___ INFORMATION GIVEN
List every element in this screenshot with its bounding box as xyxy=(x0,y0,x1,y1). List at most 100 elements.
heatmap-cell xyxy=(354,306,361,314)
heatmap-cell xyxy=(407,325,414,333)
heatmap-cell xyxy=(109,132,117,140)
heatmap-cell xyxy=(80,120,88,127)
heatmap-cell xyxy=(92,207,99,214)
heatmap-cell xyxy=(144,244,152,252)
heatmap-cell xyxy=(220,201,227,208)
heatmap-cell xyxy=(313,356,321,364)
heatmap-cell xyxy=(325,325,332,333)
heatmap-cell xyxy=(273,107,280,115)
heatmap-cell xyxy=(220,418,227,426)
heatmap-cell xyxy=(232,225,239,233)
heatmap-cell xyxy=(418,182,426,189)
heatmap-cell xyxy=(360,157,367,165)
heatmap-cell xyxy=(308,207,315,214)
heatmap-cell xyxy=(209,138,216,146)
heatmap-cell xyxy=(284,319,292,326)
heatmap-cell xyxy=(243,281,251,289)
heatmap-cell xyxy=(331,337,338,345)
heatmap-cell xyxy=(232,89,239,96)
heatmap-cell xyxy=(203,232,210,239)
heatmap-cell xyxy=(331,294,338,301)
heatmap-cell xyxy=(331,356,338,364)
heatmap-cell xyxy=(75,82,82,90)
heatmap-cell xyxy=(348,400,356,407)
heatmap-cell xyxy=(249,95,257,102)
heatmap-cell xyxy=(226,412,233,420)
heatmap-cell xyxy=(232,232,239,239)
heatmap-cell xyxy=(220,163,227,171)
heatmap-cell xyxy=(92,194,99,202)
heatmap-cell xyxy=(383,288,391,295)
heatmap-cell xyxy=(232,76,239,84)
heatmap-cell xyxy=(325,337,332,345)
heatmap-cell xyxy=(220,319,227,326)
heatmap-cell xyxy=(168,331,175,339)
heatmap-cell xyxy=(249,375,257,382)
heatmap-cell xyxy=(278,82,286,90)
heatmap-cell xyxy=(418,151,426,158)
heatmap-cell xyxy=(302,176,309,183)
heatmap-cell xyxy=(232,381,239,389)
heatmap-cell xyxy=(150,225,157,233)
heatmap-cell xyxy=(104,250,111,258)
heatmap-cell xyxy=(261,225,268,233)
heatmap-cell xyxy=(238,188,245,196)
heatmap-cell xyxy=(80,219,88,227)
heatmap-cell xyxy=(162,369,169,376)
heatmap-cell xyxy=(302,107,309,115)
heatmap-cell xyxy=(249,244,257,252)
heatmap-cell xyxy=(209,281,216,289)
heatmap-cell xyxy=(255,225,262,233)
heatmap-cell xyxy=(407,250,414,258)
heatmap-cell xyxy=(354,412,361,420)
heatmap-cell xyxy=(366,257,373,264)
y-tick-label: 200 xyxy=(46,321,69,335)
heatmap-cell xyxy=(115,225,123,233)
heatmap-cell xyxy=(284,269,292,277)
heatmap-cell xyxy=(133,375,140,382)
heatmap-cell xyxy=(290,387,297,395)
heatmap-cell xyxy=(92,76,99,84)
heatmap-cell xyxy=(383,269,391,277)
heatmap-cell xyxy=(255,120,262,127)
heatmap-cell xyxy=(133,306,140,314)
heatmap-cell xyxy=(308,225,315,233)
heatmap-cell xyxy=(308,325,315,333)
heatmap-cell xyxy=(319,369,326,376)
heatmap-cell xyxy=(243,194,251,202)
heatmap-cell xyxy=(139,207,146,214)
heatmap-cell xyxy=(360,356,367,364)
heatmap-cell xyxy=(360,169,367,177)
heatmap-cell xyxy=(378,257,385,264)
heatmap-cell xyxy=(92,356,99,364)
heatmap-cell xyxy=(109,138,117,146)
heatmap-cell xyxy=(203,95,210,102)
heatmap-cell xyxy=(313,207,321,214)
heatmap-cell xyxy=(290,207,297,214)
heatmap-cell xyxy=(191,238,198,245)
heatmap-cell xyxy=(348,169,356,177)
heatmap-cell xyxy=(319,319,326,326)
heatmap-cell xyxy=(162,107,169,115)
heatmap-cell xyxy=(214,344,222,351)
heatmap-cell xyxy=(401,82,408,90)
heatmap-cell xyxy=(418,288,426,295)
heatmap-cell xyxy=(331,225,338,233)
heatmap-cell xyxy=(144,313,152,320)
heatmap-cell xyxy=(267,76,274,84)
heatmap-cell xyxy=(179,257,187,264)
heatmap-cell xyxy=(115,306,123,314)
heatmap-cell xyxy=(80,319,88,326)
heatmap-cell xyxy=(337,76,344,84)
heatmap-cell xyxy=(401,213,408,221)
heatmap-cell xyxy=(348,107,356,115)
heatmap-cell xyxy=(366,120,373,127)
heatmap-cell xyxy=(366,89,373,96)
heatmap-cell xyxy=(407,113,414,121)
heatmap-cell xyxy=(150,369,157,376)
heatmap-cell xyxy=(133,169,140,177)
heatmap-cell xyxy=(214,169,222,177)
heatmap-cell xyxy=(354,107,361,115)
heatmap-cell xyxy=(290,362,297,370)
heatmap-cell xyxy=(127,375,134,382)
______
# GOAL
Turn the material from its first line through the line containing "heatmap-cell xyxy=(226,412,233,420)" into a numbered list, omitting any blank lines. Include only that stretch, with both ends.

# RESPONSE FOR THIS EXERCISE
1. List every element in this screenshot with its bounding box as xyxy=(x0,y0,x1,y1). List at most 100 elements.
2. heatmap-cell xyxy=(354,306,361,314)
3. heatmap-cell xyxy=(407,325,414,333)
4. heatmap-cell xyxy=(109,132,117,140)
5. heatmap-cell xyxy=(80,120,88,127)
6. heatmap-cell xyxy=(92,207,99,214)
7. heatmap-cell xyxy=(144,244,152,252)
8. heatmap-cell xyxy=(220,201,227,208)
9. heatmap-cell xyxy=(313,356,321,364)
10. heatmap-cell xyxy=(325,325,332,333)
11. heatmap-cell xyxy=(273,107,280,115)
12. heatmap-cell xyxy=(220,418,227,426)
13. heatmap-cell xyxy=(232,225,239,233)
14. heatmap-cell xyxy=(418,182,426,189)
15. heatmap-cell xyxy=(360,157,367,165)
16. heatmap-cell xyxy=(308,207,315,214)
17. heatmap-cell xyxy=(209,138,216,146)
18. heatmap-cell xyxy=(284,319,292,326)
19. heatmap-cell xyxy=(243,281,251,289)
20. heatmap-cell xyxy=(331,337,338,345)
21. heatmap-cell xyxy=(232,89,239,96)
22. heatmap-cell xyxy=(203,232,210,239)
23. heatmap-cell xyxy=(331,294,338,301)
24. heatmap-cell xyxy=(331,356,338,364)
25. heatmap-cell xyxy=(75,82,82,90)
26. heatmap-cell xyxy=(348,400,356,407)
27. heatmap-cell xyxy=(249,95,257,102)
28. heatmap-cell xyxy=(226,412,233,420)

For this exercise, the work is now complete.